## CHALLENGE A
Reproduce the Instant Pot potato soup text below verbatim, from its first line to its last.

## TEXT PROVIDED
»»
We’re more than a little bit in love with it.

You’ve heard us sing the praises of the Instant Pot before, and we’re not going to stop anytime soon. It’s SO much more than a pressure cooker… it’s like three appliances in one or something. It saves a ton of time on so many recipes and (unlike a slow cooker) you can really cook everything in one pot, even when something needs searing or sauteeing. Take this soup, for instance. It’s an unbelievably cheesy and comforting potato soup and the cooking time with the Instant PotInstant Pot is only EIGHT MINUTES. You heard us.

All in all, this is a pretty simple soup. It gets its heartiness from potatoes, its creaminess from cream cheese, and its cheesiness from a healthy dose of sharp cheddar. There are a few extra adornments, but it’s pretty straightforward in what it’s trying to be: a hearty and comforting soup that’s full of delicious flavor. Believe us, it accomplishes its goals. And it certainly doesn’t hurt that it’s so quick and easy to make.
««
## RECORD SET
»»
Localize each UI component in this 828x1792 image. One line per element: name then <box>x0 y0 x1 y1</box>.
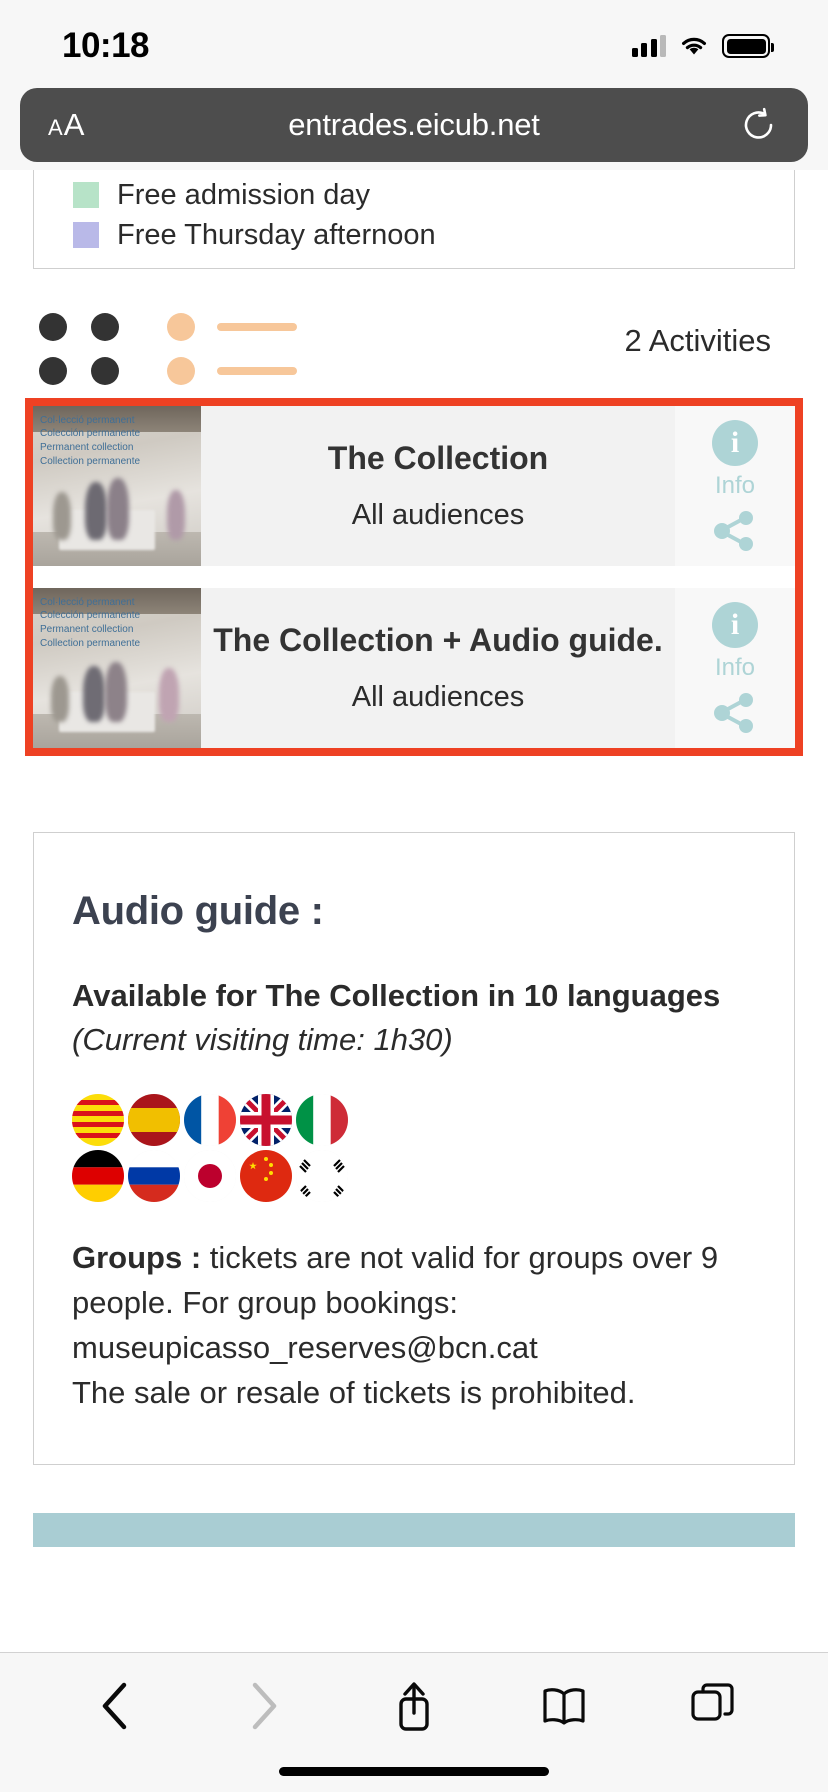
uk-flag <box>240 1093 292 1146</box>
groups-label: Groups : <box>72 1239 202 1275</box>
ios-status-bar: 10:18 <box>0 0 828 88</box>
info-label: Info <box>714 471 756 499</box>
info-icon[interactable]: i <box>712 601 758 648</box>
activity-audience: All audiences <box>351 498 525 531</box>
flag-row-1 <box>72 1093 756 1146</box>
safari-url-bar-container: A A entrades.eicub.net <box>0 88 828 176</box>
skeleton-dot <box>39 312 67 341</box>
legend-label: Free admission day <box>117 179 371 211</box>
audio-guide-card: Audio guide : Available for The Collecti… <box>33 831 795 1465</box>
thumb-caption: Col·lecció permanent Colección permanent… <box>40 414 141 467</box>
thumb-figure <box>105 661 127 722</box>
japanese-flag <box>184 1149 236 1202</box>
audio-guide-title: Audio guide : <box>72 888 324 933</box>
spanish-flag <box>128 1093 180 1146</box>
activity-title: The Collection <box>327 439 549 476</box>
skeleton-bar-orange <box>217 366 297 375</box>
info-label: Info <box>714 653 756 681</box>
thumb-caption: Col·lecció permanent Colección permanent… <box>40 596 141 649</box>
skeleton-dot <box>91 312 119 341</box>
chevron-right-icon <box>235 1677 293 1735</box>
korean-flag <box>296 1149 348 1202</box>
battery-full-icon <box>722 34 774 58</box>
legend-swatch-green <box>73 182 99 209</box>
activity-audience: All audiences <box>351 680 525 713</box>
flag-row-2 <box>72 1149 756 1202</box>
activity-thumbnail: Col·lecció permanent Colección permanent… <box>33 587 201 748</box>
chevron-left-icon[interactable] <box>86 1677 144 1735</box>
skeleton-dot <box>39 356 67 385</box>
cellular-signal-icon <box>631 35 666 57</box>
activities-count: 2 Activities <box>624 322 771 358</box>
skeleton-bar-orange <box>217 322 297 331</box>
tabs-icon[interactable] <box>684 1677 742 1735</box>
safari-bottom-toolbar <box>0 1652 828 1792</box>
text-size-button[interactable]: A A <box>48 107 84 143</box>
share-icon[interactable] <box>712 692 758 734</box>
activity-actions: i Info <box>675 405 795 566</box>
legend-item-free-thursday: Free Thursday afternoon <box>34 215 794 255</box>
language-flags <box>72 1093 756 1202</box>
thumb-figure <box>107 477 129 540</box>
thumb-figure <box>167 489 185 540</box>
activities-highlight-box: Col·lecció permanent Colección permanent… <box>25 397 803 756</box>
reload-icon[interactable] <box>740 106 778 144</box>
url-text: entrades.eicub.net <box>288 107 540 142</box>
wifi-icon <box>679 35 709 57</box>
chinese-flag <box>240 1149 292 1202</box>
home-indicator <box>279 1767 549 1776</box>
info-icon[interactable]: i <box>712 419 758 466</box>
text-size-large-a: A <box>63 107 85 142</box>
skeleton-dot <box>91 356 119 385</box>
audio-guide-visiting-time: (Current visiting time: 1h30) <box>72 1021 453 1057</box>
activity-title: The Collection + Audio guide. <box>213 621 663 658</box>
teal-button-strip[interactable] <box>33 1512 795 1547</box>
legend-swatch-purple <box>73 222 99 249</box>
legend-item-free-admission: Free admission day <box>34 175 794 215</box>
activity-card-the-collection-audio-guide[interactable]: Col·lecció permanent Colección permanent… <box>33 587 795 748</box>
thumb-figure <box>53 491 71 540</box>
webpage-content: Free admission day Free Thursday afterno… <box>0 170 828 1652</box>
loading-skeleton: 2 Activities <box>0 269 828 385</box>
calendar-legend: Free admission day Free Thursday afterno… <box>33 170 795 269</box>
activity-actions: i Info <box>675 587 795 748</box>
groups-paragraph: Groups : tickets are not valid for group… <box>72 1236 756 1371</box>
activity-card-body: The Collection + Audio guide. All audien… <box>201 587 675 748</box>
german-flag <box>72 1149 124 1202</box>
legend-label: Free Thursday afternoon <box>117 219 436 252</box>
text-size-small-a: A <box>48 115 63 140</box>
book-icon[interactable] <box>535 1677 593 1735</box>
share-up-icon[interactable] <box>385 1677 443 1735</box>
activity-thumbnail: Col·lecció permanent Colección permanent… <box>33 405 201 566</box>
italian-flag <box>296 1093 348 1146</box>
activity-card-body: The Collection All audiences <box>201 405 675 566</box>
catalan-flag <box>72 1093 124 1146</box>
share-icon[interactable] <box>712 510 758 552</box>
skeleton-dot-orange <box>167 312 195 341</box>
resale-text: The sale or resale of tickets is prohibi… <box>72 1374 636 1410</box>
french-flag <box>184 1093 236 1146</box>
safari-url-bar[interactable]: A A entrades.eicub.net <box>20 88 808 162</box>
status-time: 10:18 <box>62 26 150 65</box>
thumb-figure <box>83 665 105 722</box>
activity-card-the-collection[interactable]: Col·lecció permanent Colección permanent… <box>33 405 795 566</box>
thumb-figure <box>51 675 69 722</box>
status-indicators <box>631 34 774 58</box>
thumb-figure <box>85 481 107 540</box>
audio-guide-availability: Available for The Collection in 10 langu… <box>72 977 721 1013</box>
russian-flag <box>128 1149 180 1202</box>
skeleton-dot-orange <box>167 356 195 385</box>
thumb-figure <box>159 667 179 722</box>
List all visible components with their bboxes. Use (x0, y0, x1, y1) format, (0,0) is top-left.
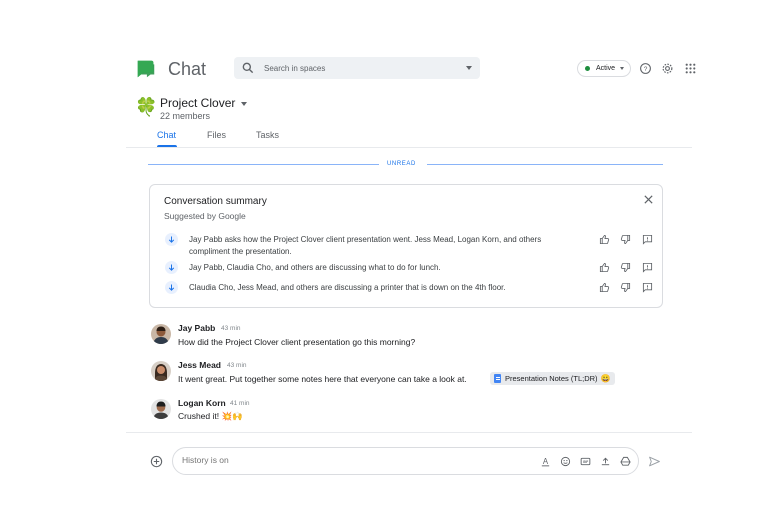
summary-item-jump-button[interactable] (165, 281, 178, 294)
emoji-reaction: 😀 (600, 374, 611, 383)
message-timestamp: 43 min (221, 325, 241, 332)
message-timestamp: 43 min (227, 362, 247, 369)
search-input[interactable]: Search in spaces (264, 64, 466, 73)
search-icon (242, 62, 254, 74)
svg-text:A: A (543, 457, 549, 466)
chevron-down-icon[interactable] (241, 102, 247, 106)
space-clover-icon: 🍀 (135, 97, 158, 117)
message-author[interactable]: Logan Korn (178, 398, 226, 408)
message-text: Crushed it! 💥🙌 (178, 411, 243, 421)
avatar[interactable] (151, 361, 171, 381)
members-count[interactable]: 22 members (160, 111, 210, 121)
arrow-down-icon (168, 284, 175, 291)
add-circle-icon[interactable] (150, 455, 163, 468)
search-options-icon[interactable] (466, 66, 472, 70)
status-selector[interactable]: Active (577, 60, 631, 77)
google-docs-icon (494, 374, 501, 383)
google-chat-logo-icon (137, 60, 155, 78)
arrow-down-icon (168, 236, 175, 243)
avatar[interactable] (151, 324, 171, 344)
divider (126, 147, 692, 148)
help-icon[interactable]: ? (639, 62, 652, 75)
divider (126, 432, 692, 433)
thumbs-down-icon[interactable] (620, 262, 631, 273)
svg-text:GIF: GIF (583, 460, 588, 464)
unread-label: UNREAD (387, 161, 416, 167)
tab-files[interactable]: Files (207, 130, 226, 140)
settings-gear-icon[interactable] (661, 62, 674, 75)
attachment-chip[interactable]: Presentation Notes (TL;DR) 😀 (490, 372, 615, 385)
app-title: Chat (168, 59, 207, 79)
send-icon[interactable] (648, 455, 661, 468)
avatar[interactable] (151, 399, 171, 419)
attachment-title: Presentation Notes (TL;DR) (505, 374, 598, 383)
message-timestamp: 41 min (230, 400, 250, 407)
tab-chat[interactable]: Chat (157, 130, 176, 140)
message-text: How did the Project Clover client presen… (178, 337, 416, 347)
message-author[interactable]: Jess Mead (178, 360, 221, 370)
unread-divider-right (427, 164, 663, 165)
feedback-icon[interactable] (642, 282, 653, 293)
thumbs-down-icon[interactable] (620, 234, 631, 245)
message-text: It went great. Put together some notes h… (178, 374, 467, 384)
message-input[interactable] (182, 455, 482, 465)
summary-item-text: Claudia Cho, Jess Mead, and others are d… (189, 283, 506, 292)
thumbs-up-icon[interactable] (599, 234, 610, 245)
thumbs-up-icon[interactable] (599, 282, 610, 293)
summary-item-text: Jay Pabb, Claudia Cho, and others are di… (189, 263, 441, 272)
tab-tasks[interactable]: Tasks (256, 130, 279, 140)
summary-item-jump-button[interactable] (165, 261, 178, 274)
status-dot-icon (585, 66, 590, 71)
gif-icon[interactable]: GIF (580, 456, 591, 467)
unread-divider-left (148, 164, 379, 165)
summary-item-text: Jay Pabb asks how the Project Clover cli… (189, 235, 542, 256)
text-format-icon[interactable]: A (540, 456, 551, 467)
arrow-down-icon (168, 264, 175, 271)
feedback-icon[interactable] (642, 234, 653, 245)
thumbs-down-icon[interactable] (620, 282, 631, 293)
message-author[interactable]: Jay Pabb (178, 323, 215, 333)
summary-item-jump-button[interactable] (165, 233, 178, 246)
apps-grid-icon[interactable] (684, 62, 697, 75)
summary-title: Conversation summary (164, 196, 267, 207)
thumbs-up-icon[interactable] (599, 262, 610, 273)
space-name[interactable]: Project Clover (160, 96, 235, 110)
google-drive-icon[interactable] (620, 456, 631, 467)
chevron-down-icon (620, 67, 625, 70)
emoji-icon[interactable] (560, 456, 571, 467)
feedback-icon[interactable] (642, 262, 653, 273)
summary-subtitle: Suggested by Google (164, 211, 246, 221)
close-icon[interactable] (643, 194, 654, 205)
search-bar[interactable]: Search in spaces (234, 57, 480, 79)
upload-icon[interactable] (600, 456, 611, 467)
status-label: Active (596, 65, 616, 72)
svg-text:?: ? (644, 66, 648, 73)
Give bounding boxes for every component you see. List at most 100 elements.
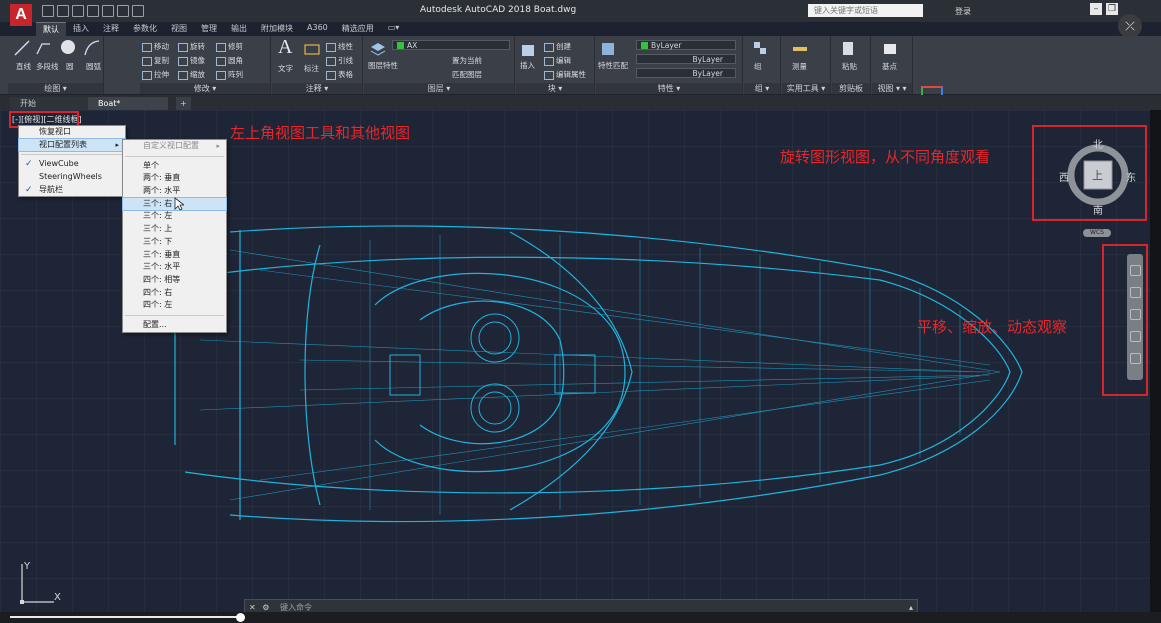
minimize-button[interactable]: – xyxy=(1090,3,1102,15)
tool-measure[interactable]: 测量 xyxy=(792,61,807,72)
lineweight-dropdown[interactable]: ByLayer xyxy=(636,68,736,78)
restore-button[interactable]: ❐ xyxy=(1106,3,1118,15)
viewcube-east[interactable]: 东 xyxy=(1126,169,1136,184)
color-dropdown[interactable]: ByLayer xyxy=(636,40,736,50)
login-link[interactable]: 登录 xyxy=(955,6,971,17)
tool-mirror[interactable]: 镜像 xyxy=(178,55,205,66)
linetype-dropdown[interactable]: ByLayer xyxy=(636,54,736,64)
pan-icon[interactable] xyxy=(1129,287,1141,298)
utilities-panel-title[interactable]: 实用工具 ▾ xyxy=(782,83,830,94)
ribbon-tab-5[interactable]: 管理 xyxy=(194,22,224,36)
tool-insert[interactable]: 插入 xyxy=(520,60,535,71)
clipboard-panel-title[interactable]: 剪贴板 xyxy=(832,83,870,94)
««
## CHALLENGE B
Convert the rows above, from the line containing "uk-flag <box>240 1093 292 1146</box>" through the line containing "safari-url-bar-container: A A", into a JSON list of strings with one string per line and no blank lines.

## RESULT A
We’re more than a little bit in love with it.

You’ve heard us sing the praises of the Instant Pot before, and we’re not going to stop anytime soon. It’s SO much more than a pressure cooker… it’s like three appliances in one or something. It saves a ton of time on so many recipes and (unlike a slow cooker) you can really cook everything in one pot, even when something needs searing or sauteeing. Take this soup, for instance. It’s an unbelievably cheesy and comforting potato soup and the cooking time with the Instant PotInstant Pot is only EIGHT MINUTES. You heard us.

All in all, this is a pretty simple soup. It gets its heartiness from potatoes, its creaminess from cream cheese, and its cheesiness from a healthy dose of sharp cheddar. There are a few extra adornments, but it’s pretty straightforward in what it’s trying to be: a hearty and comforting soup that’s full of delicious flavor. Believe us, it accomplishes its goals. And it certainly doesn’t hurt that it’s so quick and easy to make.

## RESULT B
[
  "uk-flag <box>240 1093 292 1146</box>",
  "groups-label: Groups : <box>72 1239 202 1275</box>",
  "ios-status-bar: 10:18 <box>0 0 828 88</box>",
  "info-label: Info <box>714 471 756 499</box>",
  "info-icon[interactable]: i <box>712 601 758 648</box>",
  "activity-audience: All audiences <box>351 498 525 531</box>",
  "flag-row-1 <box>72 1093 756 1146</box>",
  "safari-url-bar-container: A A entrades.eicub.net <box>0 88 828 176</box>"
]